**GIVEN TASK:**
Below are entries to be transcribed exactly; exclude the pictures from the copy.

[Some records]
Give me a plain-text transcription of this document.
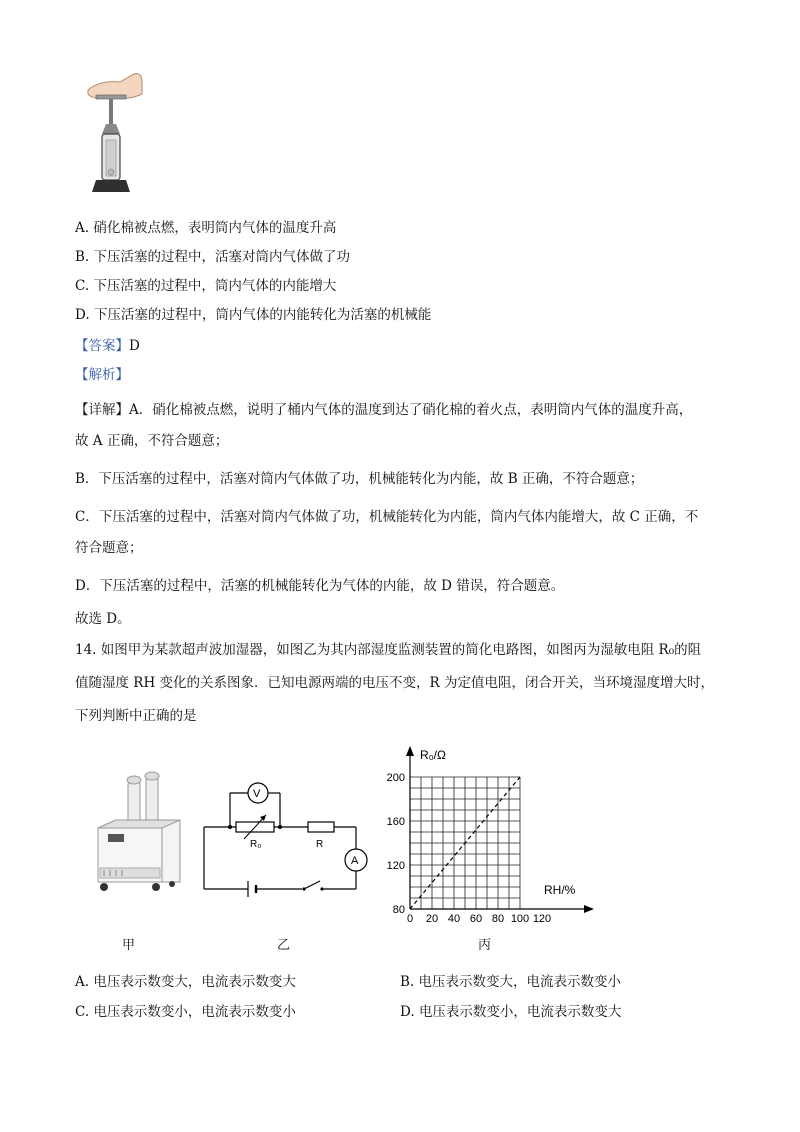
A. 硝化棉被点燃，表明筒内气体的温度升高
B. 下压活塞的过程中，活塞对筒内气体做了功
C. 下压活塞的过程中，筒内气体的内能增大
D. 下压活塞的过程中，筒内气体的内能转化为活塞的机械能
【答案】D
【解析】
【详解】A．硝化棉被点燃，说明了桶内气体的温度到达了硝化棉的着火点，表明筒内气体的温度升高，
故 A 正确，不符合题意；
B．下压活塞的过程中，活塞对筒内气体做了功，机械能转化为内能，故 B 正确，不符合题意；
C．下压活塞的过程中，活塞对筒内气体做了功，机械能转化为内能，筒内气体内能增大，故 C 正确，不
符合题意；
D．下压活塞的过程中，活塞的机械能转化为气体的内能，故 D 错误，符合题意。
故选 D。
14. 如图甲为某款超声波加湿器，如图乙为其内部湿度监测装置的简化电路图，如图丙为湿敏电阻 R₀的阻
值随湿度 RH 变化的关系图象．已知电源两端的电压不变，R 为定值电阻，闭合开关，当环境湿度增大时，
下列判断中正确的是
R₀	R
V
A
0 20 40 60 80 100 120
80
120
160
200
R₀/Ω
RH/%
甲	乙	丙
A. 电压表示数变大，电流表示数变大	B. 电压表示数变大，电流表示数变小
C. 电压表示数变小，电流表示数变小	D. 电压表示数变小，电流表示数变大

**RESULT FOR THIS TASK:**
Give me a plain-text transcription of this document.
A. 硝化棉被点燃，表明筒内气体的温度升高
B. 下压活塞的过程中，活塞对筒内气体做了功
C. 下压活塞的过程中，筒内气体的内能增大
D. 下压活塞的过程中，筒内气体的内能转化为活塞的机械能
【答案】D
【解析】
【详解】A．硝化棉被点燃，说明了桶内气体的温度到达了硝化棉的着火点，表明筒内气体的温度升高，
故 A 正确，不符合题意；
B．下压活塞的过程中，活塞对筒内气体做了功，机械能转化为内能，故 B 正确，不符合题意；
C．下压活塞的过程中，活塞对筒内气体做了功，机械能转化为内能，筒内气体内能增大，故 C 正确，不
符合题意；
D．下压活塞的过程中，活塞的机械能转化为气体的内能，故 D 错误，符合题意。
故选 D。
14. 如图甲为某款超声波加湿器，如图乙为其内部湿度监测装置的简化电路图，如图丙为湿敏电阻 R₀的阻
值随湿度 RH 变化的关系图象．已知电源两端的电压不变，R 为定值电阻，闭合开关，当环境湿度增大时，
下列判断中正确的是
R₀	R
V
A
0 20 40 60 80 100 120
80
120
160
200
R₀/Ω
RH/%
甲	乙	丙
A. 电压表示数变大，电流表示数变大	B. 电压表示数变大，电流表示数变小
C. 电压表示数变小，电流表示数变小	D. 电压表示数变小，电流表示数变大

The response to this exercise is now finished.